Start of Information provided

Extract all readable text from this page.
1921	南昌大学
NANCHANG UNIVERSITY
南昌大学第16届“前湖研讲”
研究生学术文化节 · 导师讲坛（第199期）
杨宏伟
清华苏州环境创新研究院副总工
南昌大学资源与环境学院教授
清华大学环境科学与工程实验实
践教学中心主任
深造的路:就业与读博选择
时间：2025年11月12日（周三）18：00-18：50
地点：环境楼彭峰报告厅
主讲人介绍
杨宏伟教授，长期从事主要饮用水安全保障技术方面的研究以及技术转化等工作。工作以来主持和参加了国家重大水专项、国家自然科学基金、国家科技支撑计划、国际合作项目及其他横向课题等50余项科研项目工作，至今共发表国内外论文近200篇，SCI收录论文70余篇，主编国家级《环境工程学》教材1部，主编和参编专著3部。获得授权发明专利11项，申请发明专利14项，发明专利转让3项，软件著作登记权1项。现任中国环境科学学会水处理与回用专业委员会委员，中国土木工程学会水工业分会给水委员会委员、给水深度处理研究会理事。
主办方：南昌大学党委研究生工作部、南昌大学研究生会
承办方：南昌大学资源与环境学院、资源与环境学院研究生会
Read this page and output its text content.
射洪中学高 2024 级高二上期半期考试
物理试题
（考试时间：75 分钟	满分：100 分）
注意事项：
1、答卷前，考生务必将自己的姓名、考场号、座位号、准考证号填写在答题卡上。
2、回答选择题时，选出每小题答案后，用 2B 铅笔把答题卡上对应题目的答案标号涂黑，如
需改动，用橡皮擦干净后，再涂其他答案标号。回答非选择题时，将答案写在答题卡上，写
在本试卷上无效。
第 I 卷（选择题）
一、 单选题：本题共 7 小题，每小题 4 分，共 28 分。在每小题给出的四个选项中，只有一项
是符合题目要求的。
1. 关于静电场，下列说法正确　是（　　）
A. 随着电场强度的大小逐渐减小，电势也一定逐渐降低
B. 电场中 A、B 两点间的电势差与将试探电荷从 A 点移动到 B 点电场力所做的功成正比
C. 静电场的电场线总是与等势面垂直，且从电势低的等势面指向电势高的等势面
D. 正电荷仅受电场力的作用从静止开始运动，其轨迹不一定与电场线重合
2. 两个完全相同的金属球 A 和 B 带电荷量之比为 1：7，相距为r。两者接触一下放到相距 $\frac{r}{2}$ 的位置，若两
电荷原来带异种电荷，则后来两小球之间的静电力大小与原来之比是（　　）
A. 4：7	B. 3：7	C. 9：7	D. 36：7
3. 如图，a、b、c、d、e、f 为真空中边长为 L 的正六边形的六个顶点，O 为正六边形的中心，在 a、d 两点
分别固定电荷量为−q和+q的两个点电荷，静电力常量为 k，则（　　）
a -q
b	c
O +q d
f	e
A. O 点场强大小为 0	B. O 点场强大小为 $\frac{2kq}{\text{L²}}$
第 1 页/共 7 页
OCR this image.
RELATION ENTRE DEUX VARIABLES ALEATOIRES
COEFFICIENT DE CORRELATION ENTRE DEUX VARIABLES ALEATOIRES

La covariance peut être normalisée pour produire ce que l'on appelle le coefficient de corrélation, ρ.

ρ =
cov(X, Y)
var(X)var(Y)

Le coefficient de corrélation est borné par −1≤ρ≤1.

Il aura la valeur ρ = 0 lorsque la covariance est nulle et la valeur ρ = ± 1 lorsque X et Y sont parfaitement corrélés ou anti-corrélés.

End of Information provided

__To be done__: From the listing above, extract all records word for word.

__Completed exercise__:
Extract all readable text from this page.
1921	南昌大学
NANCHANG UNIVERSITY
南昌大学第16届“前湖研讲”
研究生学术文化节 · 导师讲坛（第199期）
杨宏伟
清华苏州环境创新研究院副总工
南昌大学资源与环境学院教授
清华大学环境科学与工程实验实
践教学中心主任
深造的路:就业与读博选择
时间：2025年11月12日（周三）18：00-18：50
地点：环境楼彭峰报告厅
主讲人介绍
杨宏伟教授，长期从事主要饮用水安全保障技术方面的研究以及技术转化等工作。工作以来主持和参加了国家重大水专项、国家自然科学基金、国家科技支撑计划、国际合作项目及其他横向课题等50余项科研项目工作，至今共发表国内外论文近200篇，SCI收录论文70余篇，主编国家级《环境工程学》教材1部，主编和参编专著3部。获得授权发明专利11项，申请发明专利14项，发明专利转让3项，软件著作登记权1项。现任中国环境科学学会水处理与回用专业委员会委员，中国土木工程学会水工业分会给水委员会委员、给水深度处理研究会理事。
主办方：南昌大学党委研究生工作部、南昌大学研究生会
承办方：南昌大学资源与环境学院、资源与环境学院研究生会
Read this page and output its text content.
射洪中学高 2024 级高二上期半期考试
物理试题
（考试时间：75 分钟	满分：100 分）
注意事项：
1、答卷前，考生务必将自己的姓名、考场号、座位号、准考证号填写在答题卡上。
2、回答选择题时，选出每小题答案后，用 2B 铅笔把答题卡上对应题目的答案标号涂黑，如
需改动，用橡皮擦干净后，再涂其他答案标号。回答非选择题时，将答案写在答题卡上，写
在本试卷上无效。
第 I 卷（选择题）
一、 单选题：本题共 7 小题，每小题 4 分，共 28 分。在每小题给出的四个选项中，只有一项
是符合题目要求的。
1. 关于静电场，下列说法正确　是（　　）
A. 随着电场强度的大小逐渐减小，电势也一定逐渐降低
B. 电场中 A、B 两点间的电势差与将试探电荷从 A 点移动到 B 点电场力所做的功成正比
C. 静电场的电场线总是与等势面垂直，且从电势低的等势面指向电势高的等势面
D. 正电荷仅受电场力的作用从静止开始运动，其轨迹不一定与电场线重合
2. 两个完全相同的金属球 A 和 B 带电荷量之比为 1：7，相距为r。两者接触一下放到相距 $\frac{r}{2}$ 的位置，若两
电荷原来带异种电荷，则后来两小球之间的静电力大小与原来之比是（　　）
A. 4：7	B. 3：7	C. 9：7	D. 36：7
3. 如图，a、b、c、d、e、f 为真空中边长为 L 的正六边形的六个顶点，O 为正六边形的中心，在 a、d 两点
分别固定电荷量为−q和+q的两个点电荷，静电力常量为 k，则（　　）
a -q
b	c
O +q d
f	e
A. O 点场强大小为 0	B. O 点场强大小为 $\frac{2kq}{\text{L²}}$
第 1 页/共 7 页
OCR this image.
RELATION ENTRE DEUX VARIABLES ALEATOIRES
COEFFICIENT DE CORRELATION ENTRE DEUX VARIABLES ALEATOIRES

La covariance peut être normalisée pour produire ce que l'on appelle le coefficient de corrélation, ρ.

ρ =
cov(X, Y)
var(X)var(Y)

Le coefficient de corrélation est borné par −1≤ρ≤1.

Il aura la valeur ρ = 0 lorsque la covariance est nulle et la valeur ρ = ± 1 lorsque X et Y sont parfaitement corrélés ou anti-corrélés.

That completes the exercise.